• AUFGABE:
Führe den Forumsauszug zur Streckenplanung im BMX-Bahn-Stil nach seinem letzten Satz weiter.

• TEXTAUSZUG:
· · · ·

Heut ist leider schlecht.
Ansonsten wär ich gern mitgekommen.


Wenn die STrecke kein Gefälle hat, würd ich darauf achten, dass man so wenig wie möglich Speed verliert. Also nicht zu viele Passagen durch die man nur durch surfen flüssig durchkommt. Das können die wenigsten und so wird die Strecke für einen zu kleinen Fahrerkreis gut fahrbar werden.


----------



## Shaun Palmer Jr (3. März 2005)

nee heute ist gut voll warm  

ja wie gesagt wir versuchen des Ding im BMX Bahn Style zu bauen also selbst wenn du überall durchkommst wird dir aqm Ende die Lunge rausfallen...


----------



## LB Jörg (3. März 2005)

.....am Ende die Lunge rausfallen.....  

Zum Glück hab ich des Problem net, weil meine sich schon nach den ersten 10mal treten verabschiedet hat  

Aber für mich gibts ja den Funbereich  

G.


----------



## rex_sl (4. März 2005)

jetzt muss sich die streckenplanung nochmal einschalten.


1. die bahn wird defintiv step ups und downs bekommen, die 3 gerade hat als erstes großes hinderniss nen step double. es schaut auf dem plan alles so komisch aus. aber versucht mal ne bahn zu shapen wenn 10 m sprünge 1 cm lang und hoch sind.

· · · ·

• ROHDATEN:
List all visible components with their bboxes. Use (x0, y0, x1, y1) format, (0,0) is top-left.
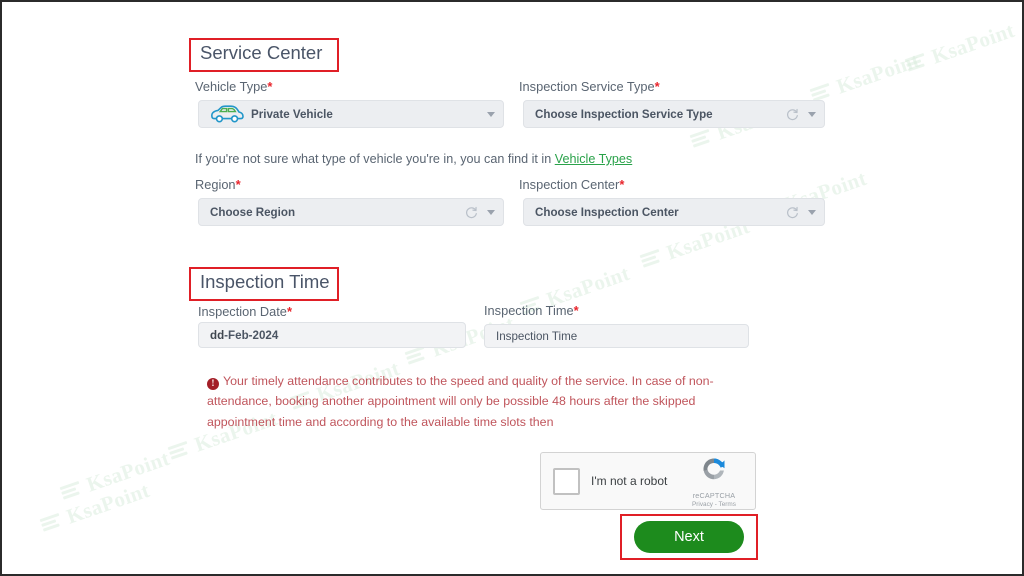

· · · ·

• ANTWORT:
2. macht euch bitte keine gedanken wie es wird. es wird geil. involviert in die umsetzung also buddeln, sind erfahrene streckenbauer aus dem dh bereich, dirtgötter, und 2 deutsche bmx meister und der ehemalige senior bmx weltmeister.

wie ihr merkt, haben wir das von langer hand geplant. wartet bis sommer und kommt vorbei.


----------



## konamann (5. März 2005)

wenn ihr eh scho alle wichtigen leute auf eurer seite habt dann sagt doch bitte dem wettermann, dass er sommer machen soll.


----------



## MTB-News.de




----------



## Shaun Palmer Jr (13. März 2005)

so mal wieder was neues von den Bikern:

http://www.fraenkischer-tag.de/nachrichten/index.php?MappeCID=inu*hehvmqa**60maxhe*&Hierarchie=qu$bxn8nh8ts*-on3-cu*&Seite=Lokales&SeiteSub=Forchheim

ich finds nur noch krass...da entscheiden irgendwelche unsportlichen Rentner was schwer ist oder was nicht.


----------



## konamann (13. März 2005)

ich gebe mal zu dass ich die betreffenden wege noch nie gefahren bin, aber das is scho net ganz sauber! wie ich des versteh is des a wander- und damenradverein... naja. sollnse mal machen, die kann man eh net ändern.


----------



## Shaun Palmer Jr (23. März 2005)

Also nun ist es soweit, in den Osternferien haben wir den Grunddirt für unsere neue Strecke gelegt. Also echt das wir sowas auf die Beine stellen hätten wir selbst nicht für möglich gehalten und die Assis ausm Forum sowieso nicht...doch Fakt ist der Radlader rollt und der Bagger baggert  
Wir haben bis jetzt 1000m³ feinstem Lama am Start und bringen den jetzt in Form, leider ist des gar net so einfach und man braucht echt schweres Gerät.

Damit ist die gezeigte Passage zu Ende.